Entries with figure data:

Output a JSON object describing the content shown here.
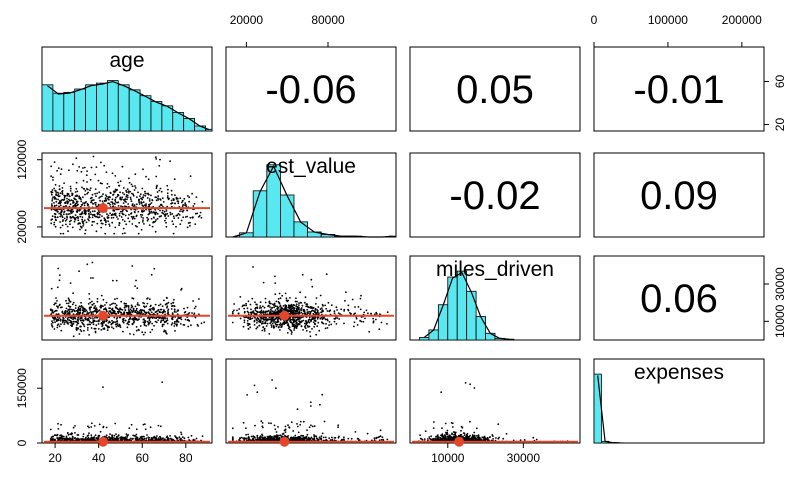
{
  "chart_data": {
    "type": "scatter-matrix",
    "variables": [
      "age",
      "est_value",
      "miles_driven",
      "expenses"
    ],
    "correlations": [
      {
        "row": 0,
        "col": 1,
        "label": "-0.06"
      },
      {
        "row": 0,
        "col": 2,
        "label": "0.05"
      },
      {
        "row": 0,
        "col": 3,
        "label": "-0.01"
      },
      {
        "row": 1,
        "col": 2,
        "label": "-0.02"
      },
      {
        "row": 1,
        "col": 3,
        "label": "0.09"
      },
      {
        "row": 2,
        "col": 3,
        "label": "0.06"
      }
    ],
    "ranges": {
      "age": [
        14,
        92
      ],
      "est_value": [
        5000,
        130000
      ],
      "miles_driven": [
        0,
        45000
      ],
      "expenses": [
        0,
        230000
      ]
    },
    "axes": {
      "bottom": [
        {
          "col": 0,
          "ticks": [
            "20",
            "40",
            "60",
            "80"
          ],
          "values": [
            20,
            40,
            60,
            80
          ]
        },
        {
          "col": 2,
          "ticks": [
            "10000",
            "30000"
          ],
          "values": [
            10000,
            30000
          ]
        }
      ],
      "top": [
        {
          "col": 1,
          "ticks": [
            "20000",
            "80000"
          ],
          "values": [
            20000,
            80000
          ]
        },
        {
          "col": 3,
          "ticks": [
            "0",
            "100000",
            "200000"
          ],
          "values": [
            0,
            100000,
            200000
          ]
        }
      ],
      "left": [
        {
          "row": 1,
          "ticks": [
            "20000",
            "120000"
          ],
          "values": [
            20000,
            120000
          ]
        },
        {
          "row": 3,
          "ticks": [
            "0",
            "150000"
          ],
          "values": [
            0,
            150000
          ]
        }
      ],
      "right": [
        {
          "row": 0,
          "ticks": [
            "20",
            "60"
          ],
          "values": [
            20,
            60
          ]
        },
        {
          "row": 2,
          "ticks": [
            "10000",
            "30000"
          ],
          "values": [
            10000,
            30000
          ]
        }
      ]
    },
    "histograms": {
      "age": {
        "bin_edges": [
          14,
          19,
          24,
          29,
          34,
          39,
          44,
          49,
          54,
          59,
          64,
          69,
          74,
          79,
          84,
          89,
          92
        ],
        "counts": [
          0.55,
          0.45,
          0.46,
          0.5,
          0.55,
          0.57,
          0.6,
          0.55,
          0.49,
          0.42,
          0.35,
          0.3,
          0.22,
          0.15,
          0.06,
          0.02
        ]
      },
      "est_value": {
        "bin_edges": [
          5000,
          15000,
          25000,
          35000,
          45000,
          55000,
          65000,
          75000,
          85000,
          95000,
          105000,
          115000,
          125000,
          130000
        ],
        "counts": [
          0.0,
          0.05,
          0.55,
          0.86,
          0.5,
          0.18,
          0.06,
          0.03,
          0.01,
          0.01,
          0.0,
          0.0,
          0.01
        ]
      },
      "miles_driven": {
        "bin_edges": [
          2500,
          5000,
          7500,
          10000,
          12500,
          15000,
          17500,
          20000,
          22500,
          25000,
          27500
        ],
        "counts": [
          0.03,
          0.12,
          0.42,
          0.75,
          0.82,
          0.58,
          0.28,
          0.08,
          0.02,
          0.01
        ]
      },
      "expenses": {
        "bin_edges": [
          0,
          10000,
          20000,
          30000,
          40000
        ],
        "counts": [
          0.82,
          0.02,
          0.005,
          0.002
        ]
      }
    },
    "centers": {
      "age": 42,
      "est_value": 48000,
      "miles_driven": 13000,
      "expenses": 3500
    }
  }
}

...

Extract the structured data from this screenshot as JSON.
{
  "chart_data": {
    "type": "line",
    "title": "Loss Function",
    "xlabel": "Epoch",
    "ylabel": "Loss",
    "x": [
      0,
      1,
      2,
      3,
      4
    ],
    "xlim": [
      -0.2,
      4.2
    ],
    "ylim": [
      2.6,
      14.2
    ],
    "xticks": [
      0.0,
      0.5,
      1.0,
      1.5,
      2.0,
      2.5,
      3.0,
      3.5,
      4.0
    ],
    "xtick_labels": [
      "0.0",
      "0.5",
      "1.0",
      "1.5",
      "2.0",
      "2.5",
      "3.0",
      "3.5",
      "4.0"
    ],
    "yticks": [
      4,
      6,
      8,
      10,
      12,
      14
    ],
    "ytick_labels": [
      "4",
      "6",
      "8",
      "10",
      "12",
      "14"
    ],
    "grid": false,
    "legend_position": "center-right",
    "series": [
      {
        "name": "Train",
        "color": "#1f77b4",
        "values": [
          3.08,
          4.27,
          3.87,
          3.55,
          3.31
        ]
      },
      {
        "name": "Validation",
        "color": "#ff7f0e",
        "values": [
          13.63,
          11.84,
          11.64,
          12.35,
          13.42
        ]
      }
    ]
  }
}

Set task: Copy each line of the listing that contains the string "JSON".

Response to the exercise:
Output a JSON object describing the content shown here.
Extract the structured data from this screenshot as JSON.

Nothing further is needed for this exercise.